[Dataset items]
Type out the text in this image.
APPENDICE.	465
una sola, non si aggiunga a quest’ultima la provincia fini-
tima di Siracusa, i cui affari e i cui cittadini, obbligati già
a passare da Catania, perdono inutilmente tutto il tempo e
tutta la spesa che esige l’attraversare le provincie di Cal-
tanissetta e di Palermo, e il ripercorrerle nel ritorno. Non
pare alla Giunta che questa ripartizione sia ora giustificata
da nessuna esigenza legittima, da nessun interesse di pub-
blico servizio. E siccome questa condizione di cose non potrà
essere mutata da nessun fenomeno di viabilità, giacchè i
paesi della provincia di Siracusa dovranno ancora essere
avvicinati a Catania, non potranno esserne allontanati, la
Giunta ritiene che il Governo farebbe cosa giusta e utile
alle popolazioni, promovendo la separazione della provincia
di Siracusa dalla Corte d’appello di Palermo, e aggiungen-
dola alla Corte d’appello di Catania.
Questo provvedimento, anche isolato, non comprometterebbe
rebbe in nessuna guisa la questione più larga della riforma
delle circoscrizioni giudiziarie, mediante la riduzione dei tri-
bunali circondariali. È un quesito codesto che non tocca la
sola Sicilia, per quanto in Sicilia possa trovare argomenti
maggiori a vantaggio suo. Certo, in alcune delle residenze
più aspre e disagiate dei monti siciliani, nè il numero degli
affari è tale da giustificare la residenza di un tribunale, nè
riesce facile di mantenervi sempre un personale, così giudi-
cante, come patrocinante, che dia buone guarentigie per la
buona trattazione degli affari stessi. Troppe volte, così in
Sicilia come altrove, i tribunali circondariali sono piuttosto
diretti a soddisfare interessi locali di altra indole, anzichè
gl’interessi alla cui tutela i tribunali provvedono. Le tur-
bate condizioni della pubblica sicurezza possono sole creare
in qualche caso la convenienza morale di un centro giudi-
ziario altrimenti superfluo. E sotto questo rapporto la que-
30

## Required work:
Go through the listing above and list every line that has the word "Palermo".

## Solution to this problem:
tanissetta e di Palermo, e il ripercorrerle nel ritorno. Non
di Siracusa dalla Corte d’appello di Palermo, e aggiungen-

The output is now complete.